> **What you will do**
Give, as a bare number, the count of lines that contain the word "Rodeo".

> **Given records**
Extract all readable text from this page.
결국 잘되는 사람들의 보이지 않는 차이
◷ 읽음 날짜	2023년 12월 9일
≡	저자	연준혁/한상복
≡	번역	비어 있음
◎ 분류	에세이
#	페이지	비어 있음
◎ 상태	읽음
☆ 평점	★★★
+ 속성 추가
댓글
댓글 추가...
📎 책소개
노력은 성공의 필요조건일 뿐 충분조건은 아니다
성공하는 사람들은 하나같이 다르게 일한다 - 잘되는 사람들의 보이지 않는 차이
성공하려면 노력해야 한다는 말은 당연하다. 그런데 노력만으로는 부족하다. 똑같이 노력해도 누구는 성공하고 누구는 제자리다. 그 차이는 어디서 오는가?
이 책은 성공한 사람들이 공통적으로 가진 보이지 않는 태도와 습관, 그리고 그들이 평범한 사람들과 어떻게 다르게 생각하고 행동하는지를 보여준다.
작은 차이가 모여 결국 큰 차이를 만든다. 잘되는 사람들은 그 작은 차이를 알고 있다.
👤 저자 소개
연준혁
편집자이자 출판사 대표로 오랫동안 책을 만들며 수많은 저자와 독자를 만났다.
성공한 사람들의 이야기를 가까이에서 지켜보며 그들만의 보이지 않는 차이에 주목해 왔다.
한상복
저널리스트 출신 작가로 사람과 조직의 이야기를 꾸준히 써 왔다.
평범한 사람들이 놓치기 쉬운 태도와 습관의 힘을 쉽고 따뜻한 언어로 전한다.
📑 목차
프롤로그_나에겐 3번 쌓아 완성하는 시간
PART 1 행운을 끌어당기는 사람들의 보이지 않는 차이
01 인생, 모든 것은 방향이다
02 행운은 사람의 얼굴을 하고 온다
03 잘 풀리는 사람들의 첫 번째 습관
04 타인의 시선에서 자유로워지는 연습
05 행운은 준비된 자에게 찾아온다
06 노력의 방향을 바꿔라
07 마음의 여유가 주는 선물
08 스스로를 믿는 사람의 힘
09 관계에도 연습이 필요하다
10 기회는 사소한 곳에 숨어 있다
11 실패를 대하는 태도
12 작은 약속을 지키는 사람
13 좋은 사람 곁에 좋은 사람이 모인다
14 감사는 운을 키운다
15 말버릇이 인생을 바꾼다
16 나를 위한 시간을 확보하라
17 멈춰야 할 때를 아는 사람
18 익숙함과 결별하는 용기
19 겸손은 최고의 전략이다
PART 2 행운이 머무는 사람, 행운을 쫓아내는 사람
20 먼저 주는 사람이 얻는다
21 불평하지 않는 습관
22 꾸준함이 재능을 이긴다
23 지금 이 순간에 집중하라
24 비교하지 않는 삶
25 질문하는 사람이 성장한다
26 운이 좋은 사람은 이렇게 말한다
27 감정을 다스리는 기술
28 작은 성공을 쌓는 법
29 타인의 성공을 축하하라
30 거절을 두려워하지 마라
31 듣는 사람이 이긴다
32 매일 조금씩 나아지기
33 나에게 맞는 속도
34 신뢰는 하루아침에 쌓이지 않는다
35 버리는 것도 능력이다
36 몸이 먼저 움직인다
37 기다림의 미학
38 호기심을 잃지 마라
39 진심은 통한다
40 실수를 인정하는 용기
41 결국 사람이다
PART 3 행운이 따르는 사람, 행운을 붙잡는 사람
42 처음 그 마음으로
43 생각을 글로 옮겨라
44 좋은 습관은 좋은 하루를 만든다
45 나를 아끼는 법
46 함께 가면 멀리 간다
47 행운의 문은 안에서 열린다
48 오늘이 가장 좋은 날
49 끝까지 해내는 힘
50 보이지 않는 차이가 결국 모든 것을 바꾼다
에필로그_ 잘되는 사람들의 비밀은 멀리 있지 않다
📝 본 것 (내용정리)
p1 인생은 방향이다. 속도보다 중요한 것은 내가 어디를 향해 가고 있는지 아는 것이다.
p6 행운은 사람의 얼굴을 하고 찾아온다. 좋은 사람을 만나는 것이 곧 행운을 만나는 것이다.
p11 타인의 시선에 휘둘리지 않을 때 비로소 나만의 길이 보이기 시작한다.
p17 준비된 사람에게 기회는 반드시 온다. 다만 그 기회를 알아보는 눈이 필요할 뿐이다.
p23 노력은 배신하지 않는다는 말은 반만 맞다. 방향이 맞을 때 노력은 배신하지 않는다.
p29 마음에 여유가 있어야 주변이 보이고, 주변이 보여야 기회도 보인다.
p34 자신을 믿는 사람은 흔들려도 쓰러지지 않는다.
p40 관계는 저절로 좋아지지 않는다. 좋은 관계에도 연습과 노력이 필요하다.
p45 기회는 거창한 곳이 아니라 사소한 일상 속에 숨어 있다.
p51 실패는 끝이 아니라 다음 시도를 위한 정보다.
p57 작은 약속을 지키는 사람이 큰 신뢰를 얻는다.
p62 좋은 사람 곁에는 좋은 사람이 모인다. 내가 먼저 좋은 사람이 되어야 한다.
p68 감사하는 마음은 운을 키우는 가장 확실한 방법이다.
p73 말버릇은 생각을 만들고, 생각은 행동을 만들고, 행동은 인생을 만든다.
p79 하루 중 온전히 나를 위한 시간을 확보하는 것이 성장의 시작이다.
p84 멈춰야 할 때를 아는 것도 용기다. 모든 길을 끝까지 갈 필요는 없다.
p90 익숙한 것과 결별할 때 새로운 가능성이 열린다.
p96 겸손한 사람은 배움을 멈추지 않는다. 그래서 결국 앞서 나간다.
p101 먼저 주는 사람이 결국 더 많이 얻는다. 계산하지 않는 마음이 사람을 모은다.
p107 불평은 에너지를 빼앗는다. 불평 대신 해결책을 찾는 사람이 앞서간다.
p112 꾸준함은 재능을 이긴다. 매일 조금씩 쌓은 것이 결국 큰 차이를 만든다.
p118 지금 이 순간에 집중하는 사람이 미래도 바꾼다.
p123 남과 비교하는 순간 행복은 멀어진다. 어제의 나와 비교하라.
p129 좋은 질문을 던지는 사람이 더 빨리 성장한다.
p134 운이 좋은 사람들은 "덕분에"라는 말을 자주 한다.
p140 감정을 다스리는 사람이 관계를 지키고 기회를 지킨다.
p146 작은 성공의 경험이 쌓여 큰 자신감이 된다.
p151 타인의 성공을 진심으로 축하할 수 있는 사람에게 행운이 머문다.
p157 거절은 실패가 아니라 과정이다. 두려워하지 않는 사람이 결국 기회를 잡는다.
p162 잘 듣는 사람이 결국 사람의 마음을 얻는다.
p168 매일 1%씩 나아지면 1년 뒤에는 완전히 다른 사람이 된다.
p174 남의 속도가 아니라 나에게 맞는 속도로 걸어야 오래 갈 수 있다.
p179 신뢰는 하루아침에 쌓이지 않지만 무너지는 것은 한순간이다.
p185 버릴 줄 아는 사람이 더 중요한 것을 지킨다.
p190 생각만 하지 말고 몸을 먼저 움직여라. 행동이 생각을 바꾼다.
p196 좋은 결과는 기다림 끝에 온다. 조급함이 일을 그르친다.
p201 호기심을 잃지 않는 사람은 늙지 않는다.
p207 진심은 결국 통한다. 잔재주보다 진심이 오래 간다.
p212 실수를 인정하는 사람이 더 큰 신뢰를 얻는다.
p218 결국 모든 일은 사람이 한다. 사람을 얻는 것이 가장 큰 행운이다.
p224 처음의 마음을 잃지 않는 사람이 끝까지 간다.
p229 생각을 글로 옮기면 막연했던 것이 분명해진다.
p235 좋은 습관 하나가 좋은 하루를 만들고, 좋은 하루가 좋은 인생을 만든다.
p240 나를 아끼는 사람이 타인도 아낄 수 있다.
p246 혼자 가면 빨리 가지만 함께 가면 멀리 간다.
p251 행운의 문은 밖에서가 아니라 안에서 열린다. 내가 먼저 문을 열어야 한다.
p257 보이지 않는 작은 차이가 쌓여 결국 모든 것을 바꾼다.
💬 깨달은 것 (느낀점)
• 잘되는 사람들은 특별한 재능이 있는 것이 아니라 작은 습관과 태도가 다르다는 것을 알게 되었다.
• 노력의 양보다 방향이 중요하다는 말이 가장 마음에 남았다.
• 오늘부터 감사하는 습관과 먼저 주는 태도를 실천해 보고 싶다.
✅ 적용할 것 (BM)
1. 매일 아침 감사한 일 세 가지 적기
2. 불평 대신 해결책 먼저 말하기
* * *
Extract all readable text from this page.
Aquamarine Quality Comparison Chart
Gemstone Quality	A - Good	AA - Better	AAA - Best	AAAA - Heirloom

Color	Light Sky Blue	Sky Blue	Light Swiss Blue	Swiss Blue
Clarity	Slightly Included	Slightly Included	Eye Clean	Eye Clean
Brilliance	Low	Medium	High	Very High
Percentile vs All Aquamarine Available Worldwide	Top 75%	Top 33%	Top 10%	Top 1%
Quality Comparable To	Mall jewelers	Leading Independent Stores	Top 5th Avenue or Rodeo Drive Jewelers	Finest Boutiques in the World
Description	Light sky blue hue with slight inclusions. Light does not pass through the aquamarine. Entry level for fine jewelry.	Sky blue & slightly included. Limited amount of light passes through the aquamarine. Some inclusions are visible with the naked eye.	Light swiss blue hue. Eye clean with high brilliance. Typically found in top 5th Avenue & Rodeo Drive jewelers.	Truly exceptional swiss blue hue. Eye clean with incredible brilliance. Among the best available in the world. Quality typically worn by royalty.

> **The output**
2